> REQUISITOS DO EXERCÍCIO: Reproduza o trecho do texto sobre os taxistas de Porto Alegre começando em "De março de 2016" e seguindo até "2013: 4.058 reclamações.", substituindo "motoristas" por "condutores".

> TEXTO DE ESTUDO:
::::
Quase 700 taxistas de Porto Alegre foram excluídos do serviço por antecedentes criminais desde 2016

De março de 2016 até os primeiros dias de junho deste ano, 697 taxistas de Porto Alegre foram impedidos de renovar a licença para trabalhar devido a antecedentes criminais. De acordo com a Empresa Pública de Transportes e Circulação (EPTC), foram 32 este ano, 140 em 2017 e 525 em 2016.
Para o órgão, a retirada desses motoristas tem impactado diretamente na melhoria do serviço. Os dados mostram que as reclamações recebidas pelo telefone disponibilizado para a população diminuíram consideravelmente.
Foram 518 neste ano, contra 1.977em 2017 e 2.702 em 2016. O auge das queixas contra o serviço nos últimos anos ocorreu em 2013: 4.058 reclamações.
::::
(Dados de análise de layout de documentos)
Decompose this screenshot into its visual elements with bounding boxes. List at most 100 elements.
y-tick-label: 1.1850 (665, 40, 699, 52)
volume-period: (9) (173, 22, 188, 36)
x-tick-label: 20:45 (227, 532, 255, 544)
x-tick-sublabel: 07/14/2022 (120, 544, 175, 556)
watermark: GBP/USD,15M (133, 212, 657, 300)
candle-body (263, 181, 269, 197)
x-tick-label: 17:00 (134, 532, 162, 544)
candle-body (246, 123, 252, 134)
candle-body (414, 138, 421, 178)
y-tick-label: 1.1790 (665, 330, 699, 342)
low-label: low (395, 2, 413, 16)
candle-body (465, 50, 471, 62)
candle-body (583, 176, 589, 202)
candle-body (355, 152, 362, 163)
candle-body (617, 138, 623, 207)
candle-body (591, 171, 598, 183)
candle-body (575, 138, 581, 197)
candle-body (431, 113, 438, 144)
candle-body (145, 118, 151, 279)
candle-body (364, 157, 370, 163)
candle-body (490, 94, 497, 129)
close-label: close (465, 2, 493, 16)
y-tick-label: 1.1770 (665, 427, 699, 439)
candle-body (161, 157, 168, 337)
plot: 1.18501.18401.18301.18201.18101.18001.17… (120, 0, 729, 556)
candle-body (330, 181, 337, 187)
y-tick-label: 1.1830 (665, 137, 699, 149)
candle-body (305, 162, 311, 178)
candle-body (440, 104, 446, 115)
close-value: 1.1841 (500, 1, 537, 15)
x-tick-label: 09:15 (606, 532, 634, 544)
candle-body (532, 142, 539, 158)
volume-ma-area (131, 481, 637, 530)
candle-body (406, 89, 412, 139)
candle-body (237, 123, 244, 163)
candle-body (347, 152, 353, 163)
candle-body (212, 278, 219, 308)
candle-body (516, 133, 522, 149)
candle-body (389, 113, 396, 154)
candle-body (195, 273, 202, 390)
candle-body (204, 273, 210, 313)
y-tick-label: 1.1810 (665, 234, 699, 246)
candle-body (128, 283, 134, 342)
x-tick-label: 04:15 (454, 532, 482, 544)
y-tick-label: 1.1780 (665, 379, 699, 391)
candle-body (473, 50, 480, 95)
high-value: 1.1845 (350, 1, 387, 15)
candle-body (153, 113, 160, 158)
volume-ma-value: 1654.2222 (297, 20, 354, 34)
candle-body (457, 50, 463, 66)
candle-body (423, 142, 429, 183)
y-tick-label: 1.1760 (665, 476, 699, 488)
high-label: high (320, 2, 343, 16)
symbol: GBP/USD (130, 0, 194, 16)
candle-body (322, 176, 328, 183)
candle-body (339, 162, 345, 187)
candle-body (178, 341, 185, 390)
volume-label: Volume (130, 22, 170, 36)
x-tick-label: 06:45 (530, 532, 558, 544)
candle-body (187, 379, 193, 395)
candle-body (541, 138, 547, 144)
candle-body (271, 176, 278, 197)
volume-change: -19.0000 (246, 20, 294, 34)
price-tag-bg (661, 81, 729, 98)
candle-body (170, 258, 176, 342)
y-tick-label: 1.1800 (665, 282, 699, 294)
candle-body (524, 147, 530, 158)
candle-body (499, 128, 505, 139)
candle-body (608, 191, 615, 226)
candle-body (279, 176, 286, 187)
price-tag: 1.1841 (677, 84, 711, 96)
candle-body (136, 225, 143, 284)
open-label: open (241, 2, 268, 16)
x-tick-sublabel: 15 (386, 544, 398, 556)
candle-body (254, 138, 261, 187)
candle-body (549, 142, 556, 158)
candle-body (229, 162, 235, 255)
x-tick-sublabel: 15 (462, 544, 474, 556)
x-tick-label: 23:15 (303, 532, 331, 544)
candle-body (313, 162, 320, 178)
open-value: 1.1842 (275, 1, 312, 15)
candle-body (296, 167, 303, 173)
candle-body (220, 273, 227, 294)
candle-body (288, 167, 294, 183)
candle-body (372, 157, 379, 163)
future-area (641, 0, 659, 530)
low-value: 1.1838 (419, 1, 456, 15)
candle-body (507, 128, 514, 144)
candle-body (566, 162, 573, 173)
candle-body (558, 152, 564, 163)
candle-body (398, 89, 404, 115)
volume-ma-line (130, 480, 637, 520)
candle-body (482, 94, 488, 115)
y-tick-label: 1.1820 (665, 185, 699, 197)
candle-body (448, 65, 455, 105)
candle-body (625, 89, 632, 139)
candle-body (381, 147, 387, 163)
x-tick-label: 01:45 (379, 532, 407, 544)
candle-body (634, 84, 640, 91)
::::
> ESPAÇO PARA RESPOSTA:
De março de 2016 até os primeiros dias de junho deste ano, 697 taxistas de Porto Alegre foram impedidos de renovar a licença para trabalhar devido a antecedentes criminais. De acordo com a Empresa Pública de Transportes e Circulação (EPTC), foram 32 este ano, 140 em 2017 e 525 em 2016.
Para o órgão, a retirada desses condutores tem impactado diretamente na melhoria do serviço. Os dados mostram que as reclamações recebidas pelo telefone disponibilizado para a população diminuíram consideravelmente.
Foram 518 neste ano, contra 1.977em 2017 e 2.702 em 2016. O auge das queixas contra o serviço nos últimos anos ocorreu em 2013: 4.058 reclamações.